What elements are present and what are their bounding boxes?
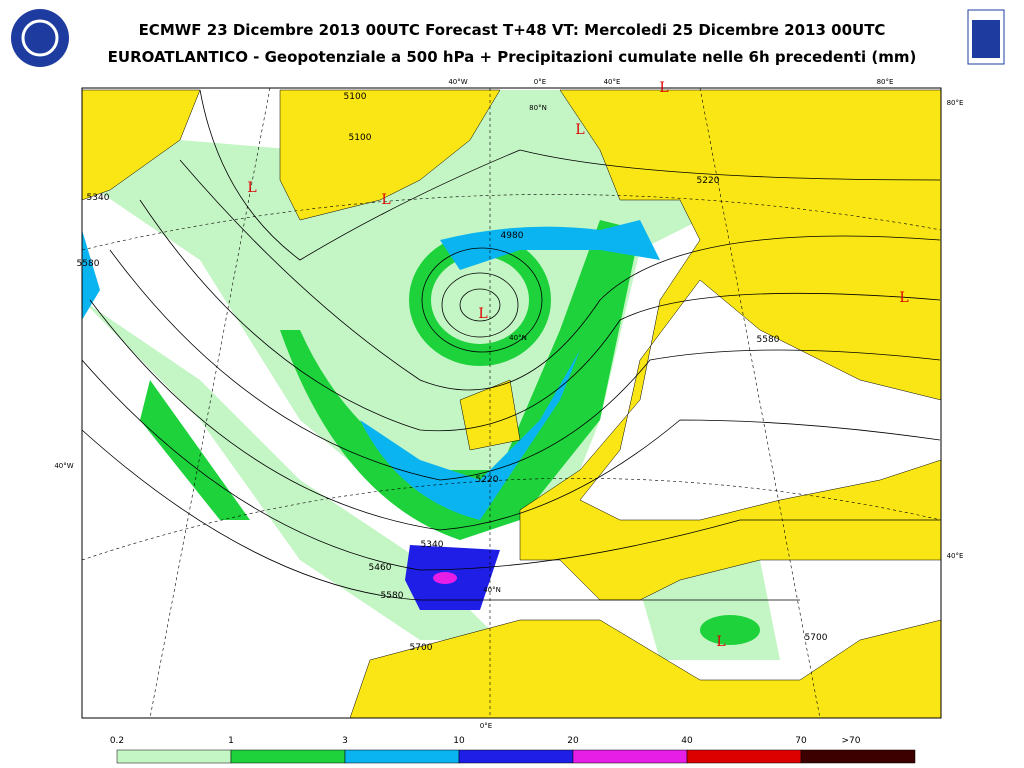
graticule-label: 40°N	[483, 586, 501, 594]
logo-right	[967, 9, 1005, 65]
graticule-label: 40°E	[947, 552, 964, 560]
graticule-label: 0°E	[534, 78, 546, 86]
legend-swatch	[686, 749, 802, 764]
map-frame	[81, 87, 942, 719]
map	[82, 88, 941, 718]
legend-label: 10	[453, 736, 465, 746]
contour-label: 5460	[369, 563, 392, 573]
contour-label: 5100	[344, 92, 367, 102]
legend-label: >70	[842, 736, 861, 746]
graticule-label: 40°E	[604, 78, 621, 86]
title: ECMWF 23 Dicembre 2013 00UTC Forecast T+…	[139, 21, 886, 39]
precip-heavy	[82, 220, 660, 520]
graticule-label: 80°E	[877, 78, 894, 86]
low-pressure-marker: L	[575, 122, 584, 138]
subtitle: EUROATLANTICO - Geopotenziale a 500 hPa …	[108, 48, 917, 66]
graticule-label: 80°E	[947, 99, 964, 107]
low-pressure-marker: L	[659, 80, 668, 96]
legend-swatch	[230, 749, 346, 764]
contour-label: 5340	[87, 193, 110, 203]
legend-swatch	[344, 749, 460, 764]
graticule-label: 40°N	[509, 334, 527, 342]
land	[82, 89, 941, 718]
contour-label: 4980	[501, 231, 524, 241]
contour-label: 5700	[805, 633, 828, 643]
low-pressure-marker: L	[478, 306, 487, 322]
legend-label: 70	[795, 736, 807, 746]
contour-label: 5700	[410, 643, 433, 653]
low-pressure-marker: L	[716, 634, 725, 650]
legend-swatch	[458, 749, 574, 764]
legend-label: 1	[228, 736, 234, 746]
legend-label: 40	[681, 736, 693, 746]
low-pressure-marker: L	[247, 180, 256, 196]
graticule-label: 40°W	[448, 78, 467, 86]
low-pressure-marker: L	[899, 290, 908, 306]
logo-left	[11, 9, 69, 67]
legend-swatch	[116, 749, 232, 764]
precip-extreme	[433, 572, 457, 584]
graticule-label: 40°W	[54, 462, 73, 470]
contour-label: 5100	[349, 133, 372, 143]
legend-swatch	[572, 749, 688, 764]
legend-label: 0.2	[110, 736, 124, 746]
contours	[82, 89, 941, 601]
contour-label: 5220	[697, 176, 720, 186]
contour-label: 5340	[421, 540, 444, 550]
graticule-label: 80°N	[529, 104, 547, 112]
low-pressure-marker: L	[381, 192, 390, 208]
graticule-label: 0°E	[480, 722, 492, 730]
graticule	[82, 88, 941, 718]
legend-label: 3	[342, 736, 348, 746]
contour-label: 5580	[757, 335, 780, 345]
legend-swatch	[800, 749, 916, 764]
legend-label: 20	[567, 736, 579, 746]
contour-label: 5220	[476, 475, 499, 485]
contour-label: 5580	[77, 259, 100, 269]
contour-label: 5580	[381, 591, 404, 601]
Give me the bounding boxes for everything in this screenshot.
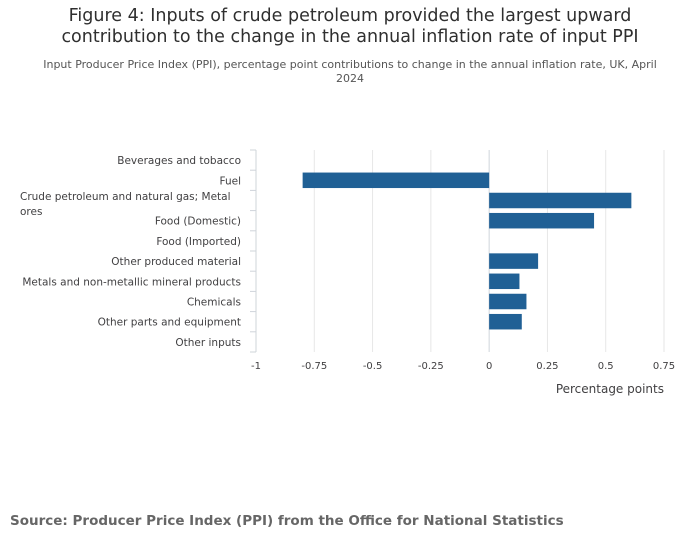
x-tick-label: 0 bbox=[486, 361, 492, 372]
bar bbox=[489, 293, 527, 310]
bar bbox=[302, 172, 490, 189]
y-axis bbox=[250, 149, 257, 353]
x-tick-label: 0.5 bbox=[598, 361, 614, 372]
x-tick-label: -0.75 bbox=[301, 361, 327, 372]
category-label: Other inputs bbox=[175, 337, 241, 349]
category-labels: Beverages and tobacco Fuel Crude petroleum… bbox=[20, 155, 241, 349]
bar bbox=[489, 313, 522, 330]
x-tick-label: -0.5 bbox=[363, 361, 383, 372]
bars bbox=[302, 172, 632, 330]
chart-subtitle: Input Producer Price Index (PPI), percen… bbox=[43, 58, 657, 85]
bar bbox=[489, 253, 539, 269]
category-label: Other parts and equipment bbox=[98, 317, 241, 329]
bar bbox=[489, 192, 632, 209]
category-label: Crude petroleum and natural gas; Metal or… bbox=[20, 191, 231, 218]
category-label: Fuel bbox=[220, 175, 242, 187]
source-note: Source: Producer Price Index (PPI) from … bbox=[10, 513, 564, 529]
bar bbox=[489, 273, 520, 290]
x-tick-labels: -1 -0.75 -0.5 -0.25 0 0.25 0.5 0.75 bbox=[251, 361, 675, 372]
x-tick-label: 0.75 bbox=[653, 361, 675, 372]
category-label: Beverages and tobacco bbox=[117, 155, 241, 167]
x-tick-label: -1 bbox=[251, 361, 261, 372]
category-label: Metals and non-metallic mineral products bbox=[22, 276, 241, 288]
chart-title: Figure 4: Inputs of crude petroleum prov… bbox=[61, 6, 639, 47]
x-tick-label: 0.25 bbox=[536, 361, 558, 372]
category-label: Chemicals bbox=[187, 297, 241, 309]
category-label: Food (Imported) bbox=[156, 236, 241, 248]
x-tick-label: -0.25 bbox=[418, 361, 444, 372]
x-axis-label: Percentage points bbox=[556, 382, 664, 396]
category-label: Other produced material bbox=[111, 256, 241, 268]
bar bbox=[489, 212, 595, 229]
category-label: Food (Domestic) bbox=[155, 216, 241, 228]
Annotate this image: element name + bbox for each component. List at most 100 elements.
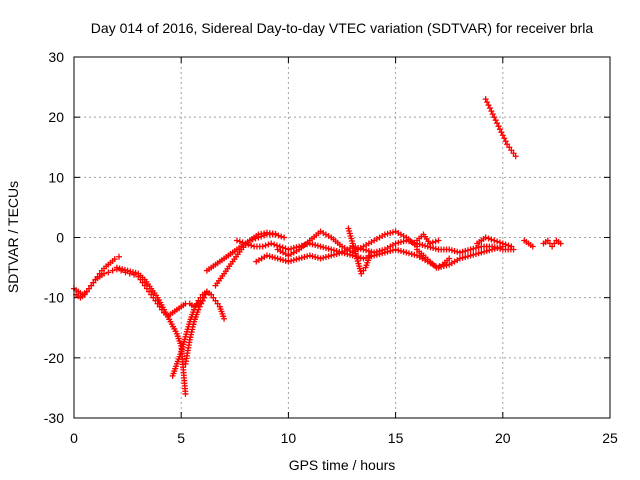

---------------

Retype all of the material above line for line without changing anything, and leave out the pictures.

== REPLY TO THE EXERCISE ==
What elements are present and what are their bounding boxes?
graticule-label: 40°N	[483, 586, 501, 594]
logo-right	[967, 9, 1005, 65]
graticule-label: 40°E	[947, 552, 964, 560]
graticule-label: 0°E	[534, 78, 546, 86]
legend-swatch	[686, 749, 802, 764]
map-frame	[81, 87, 942, 719]
map	[82, 88, 941, 718]
legend-label: 10	[453, 736, 465, 746]
contour-label: 5460	[369, 563, 392, 573]
contour-label: 5100	[344, 92, 367, 102]
legend-label: >70	[842, 736, 861, 746]
graticule-label: 40°E	[604, 78, 621, 86]
title: ECMWF 23 Dicembre 2013 00UTC Forecast T+…	[139, 21, 886, 39]
precip-heavy	[82, 220, 660, 520]
graticule-label: 80°E	[877, 78, 894, 86]
low-pressure-marker: L	[575, 122, 584, 138]
subtitle: EUROATLANTICO - Geopotenziale a 500 hPa …	[108, 48, 917, 66]
graticule-label: 80°E	[947, 99, 964, 107]
low-pressure-marker: L	[659, 80, 668, 96]
legend-swatch	[230, 749, 346, 764]
contour-label: 5340	[87, 193, 110, 203]
legend-swatch	[344, 749, 460, 764]
graticule-label: 40°N	[509, 334, 527, 342]
land	[82, 89, 941, 718]
contour-label: 4980	[501, 231, 524, 241]
contour-label: 5700	[805, 633, 828, 643]
low-pressure-marker: L	[478, 306, 487, 322]
legend-label: 70	[795, 736, 807, 746]
contour-label: 5700	[410, 643, 433, 653]
low-pressure-marker: L	[716, 634, 725, 650]
legend-swatch	[458, 749, 574, 764]
legend-label: 1	[228, 736, 234, 746]
legend-label: 40	[681, 736, 693, 746]
low-pressure-marker: L	[247, 180, 256, 196]
graticule-label: 40°W	[448, 78, 467, 86]
low-pressure-marker: L	[899, 290, 908, 306]
logo-left	[11, 9, 69, 67]
legend-swatch	[116, 749, 232, 764]
precip-extreme	[433, 572, 457, 584]
graticule-label: 40°W	[54, 462, 73, 470]
contour-label: 5100	[349, 133, 372, 143]
legend-swatch	[572, 749, 688, 764]
legend-label: 0.2	[110, 736, 124, 746]
contours	[82, 89, 941, 601]
contour-label: 5220	[697, 176, 720, 186]
contour-label: 5340	[421, 540, 444, 550]
graticule-label: 80°N	[529, 104, 547, 112]
low-pressure-marker: L	[381, 192, 390, 208]
graticule-label: 0°E	[480, 722, 492, 730]
graticule	[82, 88, 941, 718]
legend-label: 3	[342, 736, 348, 746]
contour-label: 5580	[757, 335, 780, 345]
legend-swatch	[800, 749, 916, 764]
legend-label: 20	[567, 736, 579, 746]
contour-label: 5220	[476, 475, 499, 485]
contour-label: 5580	[77, 259, 100, 269]
contour-label: 5580	[381, 591, 404, 601]
Give me the bounding boxes for everything in this screenshot.
x-tick-label: 0 bbox=[486, 361, 492, 372]
bar bbox=[489, 293, 527, 310]
bar bbox=[302, 172, 490, 189]
y-axis bbox=[250, 149, 257, 353]
x-tick-label: 0.5 bbox=[598, 361, 614, 372]
x-tick-label: -0.75 bbox=[301, 361, 327, 372]
category-label: Other inputs bbox=[175, 337, 241, 349]
category-labels: Beverages and tobacco Fuel Crude petroleum… bbox=[20, 155, 241, 349]
bar bbox=[489, 313, 522, 330]
x-tick-label: -0.5 bbox=[363, 361, 383, 372]
bars bbox=[302, 172, 632, 330]
chart-subtitle: Input Producer Price Index (PPI), percen… bbox=[43, 58, 657, 85]
bar bbox=[489, 253, 539, 269]
category-label: Other parts and equipment bbox=[98, 317, 241, 329]
bar bbox=[489, 192, 632, 209]
category-label: Crude petroleum and natural gas; Metal or… bbox=[20, 191, 231, 218]
category-label: Fuel bbox=[220, 175, 242, 187]
source-note: Source: Producer Price Index (PPI) from … bbox=[10, 513, 564, 529]
bar bbox=[489, 273, 520, 290]
x-tick-labels: -1 -0.75 -0.5 -0.25 0 0.25 0.5 0.75 bbox=[251, 361, 675, 372]
x-tick-label: 0.75 bbox=[653, 361, 675, 372]
category-label: Beverages and tobacco bbox=[117, 155, 241, 167]
x-tick-label: -1 bbox=[251, 361, 261, 372]
category-label: Metals and non-metallic mineral products bbox=[22, 276, 241, 288]
chart-title: Figure 4: Inputs of crude petroleum prov… bbox=[61, 6, 639, 47]
x-tick-label: 0.25 bbox=[536, 361, 558, 372]
category-label: Chemicals bbox=[187, 297, 241, 309]
category-label: Food (Imported) bbox=[156, 236, 241, 248]
x-tick-label: -0.25 bbox=[418, 361, 444, 372]
x-axis-label: Percentage points bbox=[556, 382, 664, 396]
category-label: Other produced material bbox=[111, 256, 241, 268]
bar bbox=[489, 212, 595, 229]
category-label: Food (Domestic) bbox=[155, 216, 241, 228]
Annotate this image: element name + bbox for each component. List at most 100 elements.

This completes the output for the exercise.